TASK INSTRUCTIONS: Copy every line of the data that includes the string "text".

TASK INPUT:
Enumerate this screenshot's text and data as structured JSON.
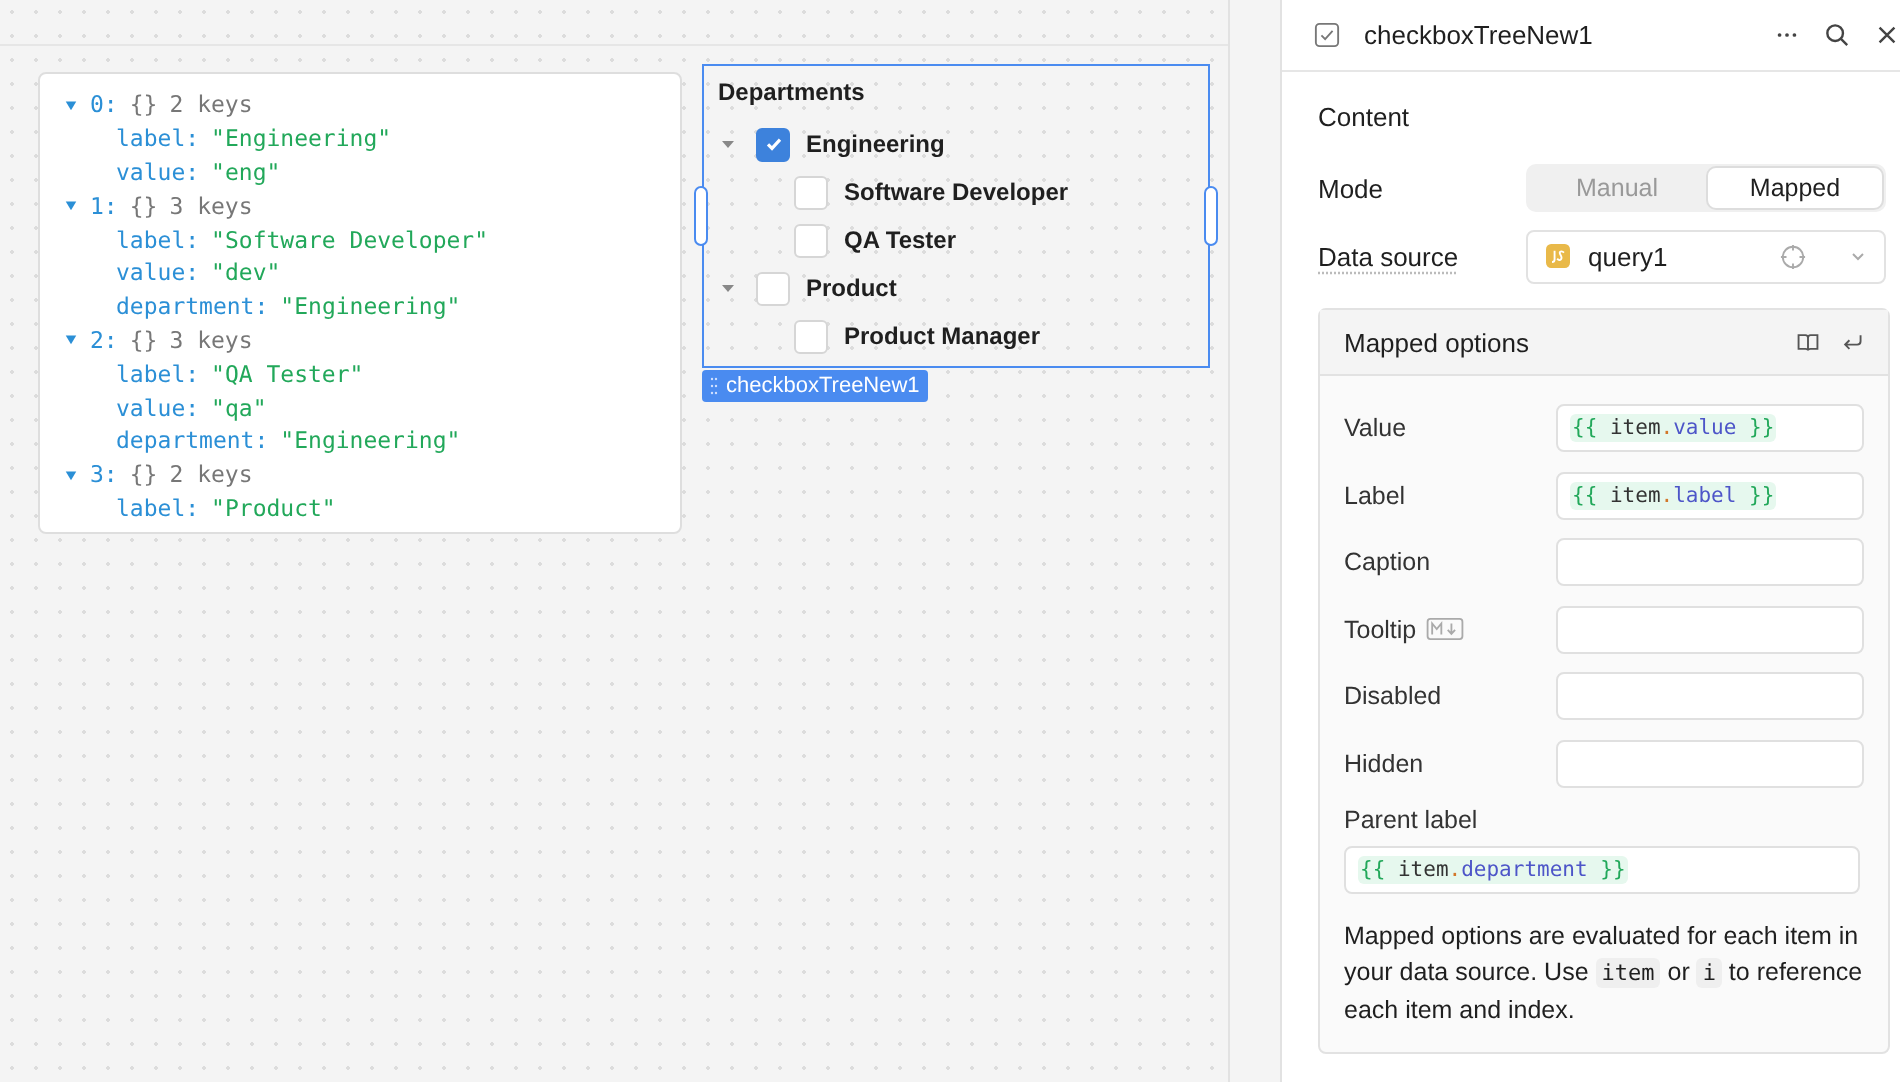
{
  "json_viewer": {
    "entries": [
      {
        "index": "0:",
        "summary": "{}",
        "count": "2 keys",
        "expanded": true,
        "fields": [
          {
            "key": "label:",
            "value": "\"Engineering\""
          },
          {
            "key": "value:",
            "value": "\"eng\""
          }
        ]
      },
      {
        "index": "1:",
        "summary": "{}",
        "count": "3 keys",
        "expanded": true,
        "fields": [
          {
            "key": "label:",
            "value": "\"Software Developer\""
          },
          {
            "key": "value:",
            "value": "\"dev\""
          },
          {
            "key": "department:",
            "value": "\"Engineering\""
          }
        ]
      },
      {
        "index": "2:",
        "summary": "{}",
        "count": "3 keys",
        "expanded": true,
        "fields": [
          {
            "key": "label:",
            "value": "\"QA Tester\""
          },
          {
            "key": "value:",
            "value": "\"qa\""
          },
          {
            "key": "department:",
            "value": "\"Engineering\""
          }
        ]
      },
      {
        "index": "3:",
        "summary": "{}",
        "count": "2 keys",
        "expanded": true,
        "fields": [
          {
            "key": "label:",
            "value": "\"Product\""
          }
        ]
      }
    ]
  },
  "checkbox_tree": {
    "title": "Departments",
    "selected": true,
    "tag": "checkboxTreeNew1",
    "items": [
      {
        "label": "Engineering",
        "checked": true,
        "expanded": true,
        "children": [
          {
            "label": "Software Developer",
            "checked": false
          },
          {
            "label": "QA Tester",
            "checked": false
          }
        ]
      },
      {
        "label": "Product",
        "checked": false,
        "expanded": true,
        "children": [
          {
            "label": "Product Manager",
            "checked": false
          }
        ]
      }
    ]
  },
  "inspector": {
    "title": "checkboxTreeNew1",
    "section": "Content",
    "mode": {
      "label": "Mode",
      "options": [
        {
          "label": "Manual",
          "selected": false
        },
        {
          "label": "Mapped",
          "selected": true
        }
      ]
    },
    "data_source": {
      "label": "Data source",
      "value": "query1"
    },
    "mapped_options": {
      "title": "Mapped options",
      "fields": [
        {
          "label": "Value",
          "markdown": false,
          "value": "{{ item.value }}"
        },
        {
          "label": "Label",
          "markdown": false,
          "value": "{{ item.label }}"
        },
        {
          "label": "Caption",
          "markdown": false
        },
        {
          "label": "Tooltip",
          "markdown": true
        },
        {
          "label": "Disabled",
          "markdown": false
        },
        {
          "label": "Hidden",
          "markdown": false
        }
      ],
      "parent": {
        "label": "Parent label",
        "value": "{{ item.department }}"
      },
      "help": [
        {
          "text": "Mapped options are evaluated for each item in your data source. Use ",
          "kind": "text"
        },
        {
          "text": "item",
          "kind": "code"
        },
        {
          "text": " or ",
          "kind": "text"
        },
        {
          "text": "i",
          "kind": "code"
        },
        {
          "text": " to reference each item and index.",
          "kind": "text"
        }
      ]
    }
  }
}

ANSWER IN FULL:
Enumerate this screenshot's text and data as structured JSON.
          "text": "Mapped options are evaluated for each item in your data source. Use ",
          "kind": "text"
          "text": "item",
          "text": " or ",
          "kind": "text"
          "text": "i",
          "text": " to reference each item and index.",
          "kind": "text"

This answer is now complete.